(Records contained in a dataset)

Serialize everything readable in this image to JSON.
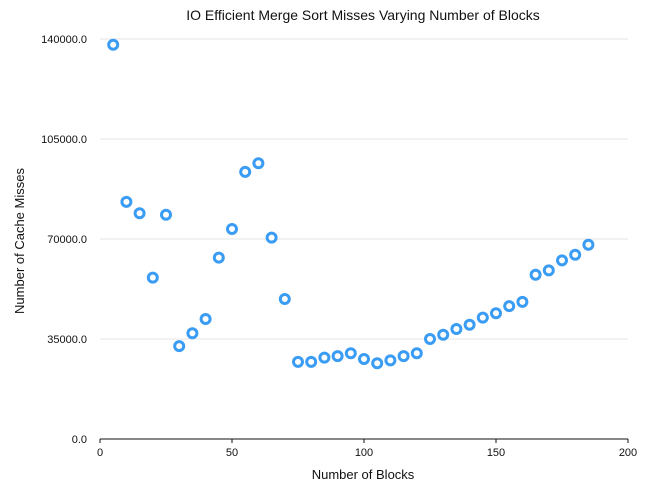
{
  "chart_data": {
    "type": "scatter",
    "title": "IO Efficient Merge Sort Misses Varying Number of Blocks",
    "xlabel": "Number of Blocks",
    "ylabel": "Number of Cache Misses",
    "xlim": [
      0,
      200
    ],
    "ylim": [
      0,
      140000
    ],
    "xticks": [
      0,
      50,
      100,
      150,
      200
    ],
    "xtick_labels": [
      "0",
      "50",
      "100",
      "150",
      "200"
    ],
    "yticks": [
      0,
      35000,
      70000,
      105000,
      140000
    ],
    "ytick_labels": [
      "0.0",
      "35000.0",
      "70000.0",
      "105000.0",
      "140000.0"
    ],
    "grid": true,
    "marker_color": "#3a9cf3",
    "series": [
      {
        "x": [
          5,
          10,
          15,
          20,
          25,
          30,
          35,
          40,
          45,
          50,
          55,
          60,
          65,
          70,
          75,
          80,
          85,
          90,
          95,
          100,
          105,
          110,
          115,
          120,
          125,
          130,
          135,
          140,
          145,
          150,
          155,
          160,
          165,
          170,
          175,
          180,
          185
        ],
        "y": [
          138000,
          83000,
          79000,
          56500,
          78500,
          32500,
          37000,
          42000,
          63500,
          73500,
          93500,
          96500,
          70500,
          49000,
          27000,
          27000,
          28500,
          29000,
          30000,
          28000,
          26500,
          27500,
          29000,
          30000,
          35000,
          36500,
          38500,
          40000,
          42500,
          44000,
          46500,
          48000,
          57500,
          59000,
          62500,
          64500,
          68000
        ]
      }
    ]
  }
}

■ **Goal**: Omitting all images, retype each line of the records precisely.

■ **Answer**:
Serialize everything readable in this image to JSON.
{
  "chart_data": {
    "type": "scatter",
    "title": "IO Efficient Merge Sort Misses Varying Number of Blocks",
    "xlabel": "Number of Blocks",
    "ylabel": "Number of Cache Misses",
    "xlim": [
      0,
      200
    ],
    "ylim": [
      0,
      140000
    ],
    "xticks": [
      0,
      50,
      100,
      150,
      200
    ],
    "xtick_labels": [
      "0",
      "50",
      "100",
      "150",
      "200"
    ],
    "yticks": [
      0,
      35000,
      70000,
      105000,
      140000
    ],
    "ytick_labels": [
      "0.0",
      "35000.0",
      "70000.0",
      "105000.0",
      "140000.0"
    ],
    "grid": true,
    "marker_color": "#3a9cf3",
    "series": [
      {
        "x": [
          5,
          10,
          15,
          20,
          25,
          30,
          35,
          40,
          45,
          50,
          55,
          60,
          65,
          70,
          75,
          80,
          85,
          90,
          95,
          100,
          105,
          110,
          115,
          120,
          125,
          130,
          135,
          140,
          145,
          150,
          155,
          160,
          165,
          170,
          175,
          180,
          185
        ],
        "y": [
          138000,
          83000,
          79000,
          56500,
          78500,
          32500,
          37000,
          42000,
          63500,
          73500,
          93500,
          96500,
          70500,
          49000,
          27000,
          27000,
          28500,
          29000,
          30000,
          28000,
          26500,
          27500,
          29000,
          30000,
          35000,
          36500,
          38500,
          40000,
          42500,
          44000,
          46500,
          48000,
          57500,
          59000,
          62500,
          64500,
          68000
        ]
      }
    ]
  }
}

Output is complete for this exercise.